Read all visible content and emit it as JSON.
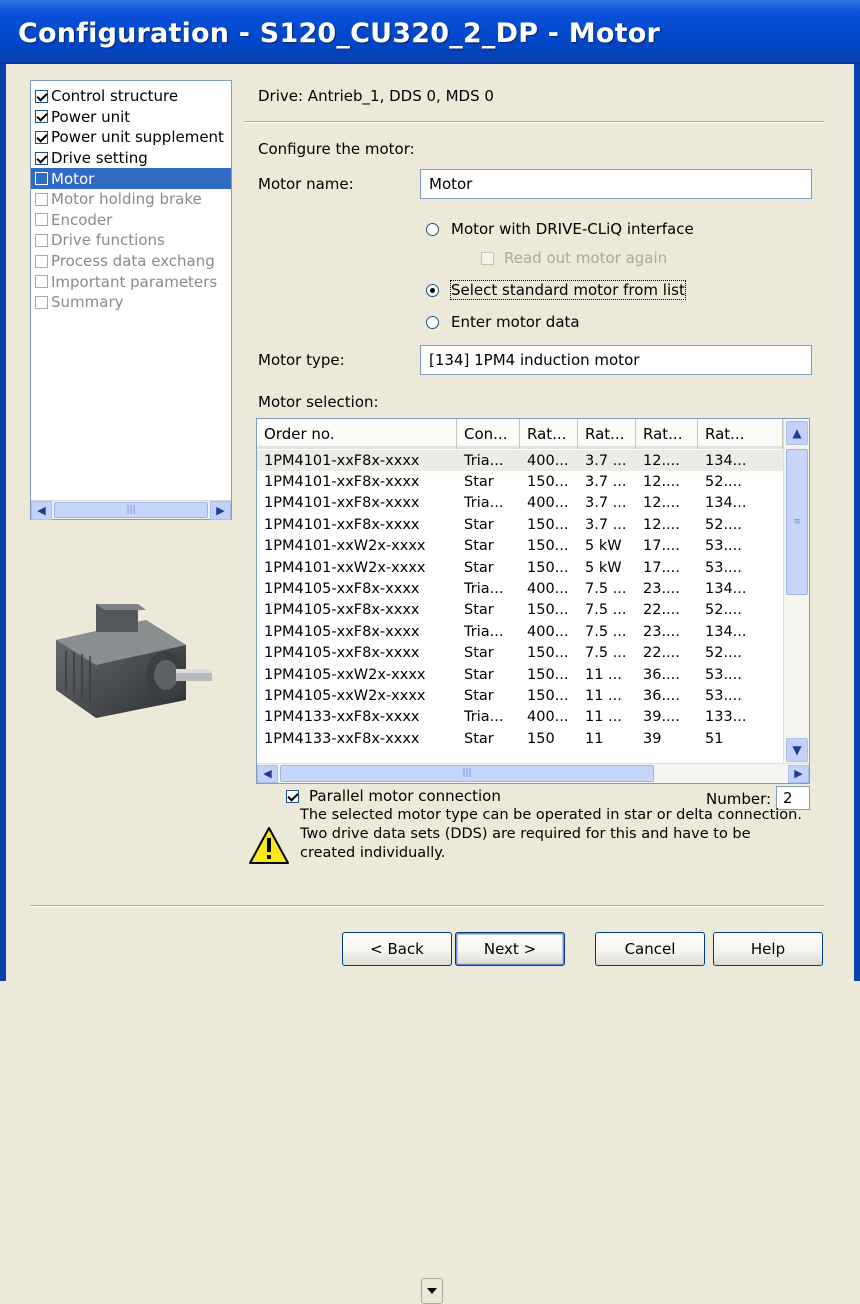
{
  "window": {
    "title": "Configuration - S120_CU320_2_DP - Motor"
  },
  "nav": {
    "items": [
      {
        "label": "Control structure",
        "checked": true,
        "state": "done"
      },
      {
        "label": "Power unit",
        "checked": true,
        "state": "done"
      },
      {
        "label": "Power unit supplement",
        "checked": true,
        "state": "done"
      },
      {
        "label": "Drive setting",
        "checked": true,
        "state": "done"
      },
      {
        "label": "Motor",
        "checked": false,
        "state": "selected"
      },
      {
        "label": "Motor holding brake",
        "checked": false,
        "state": "pending"
      },
      {
        "label": "Encoder",
        "checked": false,
        "state": "pending"
      },
      {
        "label": "Drive functions",
        "checked": false,
        "state": "pending"
      },
      {
        "label": "Process data exchang",
        "checked": false,
        "state": "pending"
      },
      {
        "label": "Important parameters",
        "checked": false,
        "state": "pending"
      },
      {
        "label": "Summary",
        "checked": false,
        "state": "pending"
      }
    ]
  },
  "drive_info": "Drive: Antrieb_1, DDS 0, MDS 0",
  "form": {
    "configure_label": "Configure the motor:",
    "motor_name_label": "Motor name:",
    "motor_name_value": "Motor",
    "radio_drive_cliq": "Motor with DRIVE-CLiQ interface",
    "readout_again": "Read out motor again",
    "radio_standard": "Select standard motor from list",
    "radio_enter": "Enter motor data",
    "motor_type_label": "Motor type:",
    "motor_type_value": "[134] 1PM4 induction motor",
    "motor_selection_label": "Motor selection:"
  },
  "motor_list": {
    "columns": [
      "Order no.",
      "Con...",
      "Rat...",
      "Rat...",
      "Rat...",
      "Rat..."
    ],
    "rows": [
      [
        "1PM4101-xxF8x-xxxx",
        "Tria...",
        "400...",
        "3.7 ...",
        "12....",
        "134..."
      ],
      [
        "1PM4101-xxF8x-xxxx",
        "Star",
        "150...",
        "3.7 ...",
        "12....",
        "52...."
      ],
      [
        "1PM4101-xxF8x-xxxx",
        "Tria...",
        "400...",
        "3.7 ...",
        "12....",
        "134..."
      ],
      [
        "1PM4101-xxF8x-xxxx",
        "Star",
        "150...",
        "3.7 ...",
        "12....",
        "52...."
      ],
      [
        "1PM4101-xxW2x-xxxx",
        "Star",
        "150...",
        "5 kW",
        "17....",
        "53...."
      ],
      [
        "1PM4101-xxW2x-xxxx",
        "Star",
        "150...",
        "5 kW",
        "17....",
        "53...."
      ],
      [
        "1PM4105-xxF8x-xxxx",
        "Tria...",
        "400...",
        "7.5 ...",
        "23....",
        "134..."
      ],
      [
        "1PM4105-xxF8x-xxxx",
        "Star",
        "150...",
        "7.5 ...",
        "22....",
        "52...."
      ],
      [
        "1PM4105-xxF8x-xxxx",
        "Tria...",
        "400...",
        "7.5 ...",
        "23....",
        "134..."
      ],
      [
        "1PM4105-xxF8x-xxxx",
        "Star",
        "150...",
        "7.5 ...",
        "22....",
        "52...."
      ],
      [
        "1PM4105-xxW2x-xxxx",
        "Star",
        "150...",
        "11 ...",
        "36....",
        "53...."
      ],
      [
        "1PM4105-xxW2x-xxxx",
        "Star",
        "150...",
        "11 ...",
        "36....",
        "53...."
      ],
      [
        "1PM4133-xxF8x-xxxx",
        "Tria...",
        "400...",
        "11 ...",
        "39....",
        "133..."
      ],
      [
        "1PM4133-xxF8x-xxxx",
        "Star",
        "150",
        "11",
        "39",
        "51"
      ]
    ]
  },
  "parallel": {
    "label": "Parallel motor connection",
    "number_label": "Number:",
    "number_value": "2",
    "checked": true
  },
  "warning_text": "The selected motor type can be operated in star or delta connection. Two drive data sets (DDS) are required for this and have to be created individually.",
  "buttons": {
    "back": "< Back",
    "next": "Next >",
    "cancel": "Cancel",
    "help": "Help"
  },
  "colors": {
    "titlebar": "#0046c8",
    "selection": "#316ac5",
    "face": "#ece9d8"
  },
  "icons": [
    "checkbox",
    "radio",
    "chevron-left-icon",
    "chevron-right-icon",
    "chevron-up-icon",
    "chevron-down-icon",
    "warning-icon",
    "motor-image"
  ]
}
━━━━━━━━━━━━━━━━━━━━
The problem:
The pictures in the entries should be left out; output everything else exactly.

Completed exercise:
Read all visible content and emit it as JSON.
{
  "window": {
    "title": "Configuration - S120_CU320_2_DP - Motor"
  },
  "nav": {
    "items": [
      {
        "label": "Control structure",
        "checked": true,
        "state": "done"
      },
      {
        "label": "Power unit",
        "checked": true,
        "state": "done"
      },
      {
        "label": "Power unit supplement",
        "checked": true,
        "state": "done"
      },
      {
        "label": "Drive setting",
        "checked": true,
        "state": "done"
      },
      {
        "label": "Motor",
        "checked": false,
        "state": "selected"
      },
      {
        "label": "Motor holding brake",
        "checked": false,
        "state": "pending"
      },
      {
        "label": "Encoder",
        "checked": false,
        "state": "pending"
      },
      {
        "label": "Drive functions",
        "checked": false,
        "state": "pending"
      },
      {
        "label": "Process data exchang",
        "checked": false,
        "state": "pending"
      },
      {
        "label": "Important parameters",
        "checked": false,
        "state": "pending"
      },
      {
        "label": "Summary",
        "checked": false,
        "state": "pending"
      }
    ]
  },
  "drive_info": "Drive: Antrieb_1, DDS 0, MDS 0",
  "form": {
    "configure_label": "Configure the motor:",
    "motor_name_label": "Motor name:",
    "motor_name_value": "Motor",
    "radio_drive_cliq": "Motor with DRIVE-CLiQ interface",
    "readout_again": "Read out motor again",
    "radio_standard": "Select standard motor from list",
    "radio_enter": "Enter motor data",
    "motor_type_label": "Motor type:",
    "motor_type_value": "[134] 1PM4 induction motor",
    "motor_selection_label": "Motor selection:"
  },
  "motor_list": {
    "columns": [
      "Order no.",
      "Con...",
      "Rat...",
      "Rat...",
      "Rat...",
      "Rat..."
    ],
    "rows": [
      [
        "1PM4101-xxF8x-xxxx",
        "Tria...",
        "400...",
        "3.7 ...",
        "12....",
        "134..."
      ],
      [
        "1PM4101-xxF8x-xxxx",
        "Star",
        "150...",
        "3.7 ...",
        "12....",
        "52...."
      ],
      [
        "1PM4101-xxF8x-xxxx",
        "Tria...",
        "400...",
        "3.7 ...",
        "12....",
        "134..."
      ],
      [
        "1PM4101-xxF8x-xxxx",
        "Star",
        "150...",
        "3.7 ...",
        "12....",
        "52...."
      ],
      [
        "1PM4101-xxW2x-xxxx",
        "Star",
        "150...",
        "5 kW",
        "17....",
        "53...."
      ],
      [
        "1PM4101-xxW2x-xxxx",
        "Star",
        "150...",
        "5 kW",
        "17....",
        "53...."
      ],
      [
        "1PM4105-xxF8x-xxxx",
        "Tria...",
        "400...",
        "7.5 ...",
        "23....",
        "134..."
      ],
      [
        "1PM4105-xxF8x-xxxx",
        "Star",
        "150...",
        "7.5 ...",
        "22....",
        "52...."
      ],
      [
        "1PM4105-xxF8x-xxxx",
        "Tria...",
        "400...",
        "7.5 ...",
        "23....",
        "134..."
      ],
      [
        "1PM4105-xxF8x-xxxx",
        "Star",
        "150...",
        "7.5 ...",
        "22....",
        "52...."
      ],
      [
        "1PM4105-xxW2x-xxxx",
        "Star",
        "150...",
        "11 ...",
        "36....",
        "53...."
      ],
      [
        "1PM4105-xxW2x-xxxx",
        "Star",
        "150...",
        "11 ...",
        "36....",
        "53...."
      ],
      [
        "1PM4133-xxF8x-xxxx",
        "Tria...",
        "400...",
        "11 ...",
        "39....",
        "133..."
      ],
      [
        "1PM4133-xxF8x-xxxx",
        "Star",
        "150",
        "11",
        "39",
        "51"
      ]
    ]
  },
  "parallel": {
    "label": "Parallel motor connection",
    "number_label": "Number:",
    "number_value": "2",
    "checked": true
  },
  "warning_text": "The selected motor type can be operated in star or delta connection. Two drive data sets (DDS) are required for this and have to be created individually.",
  "buttons": {
    "back": "< Back",
    "next": "Next >",
    "cancel": "Cancel",
    "help": "Help"
  },
  "colors": {
    "titlebar": "#0046c8",
    "selection": "#316ac5",
    "face": "#ece9d8"
  },
  "icons": [
    "checkbox",
    "radio",
    "chevron-left-icon",
    "chevron-right-icon",
    "chevron-up-icon",
    "chevron-down-icon",
    "warning-icon",
    "motor-image"
  ]
}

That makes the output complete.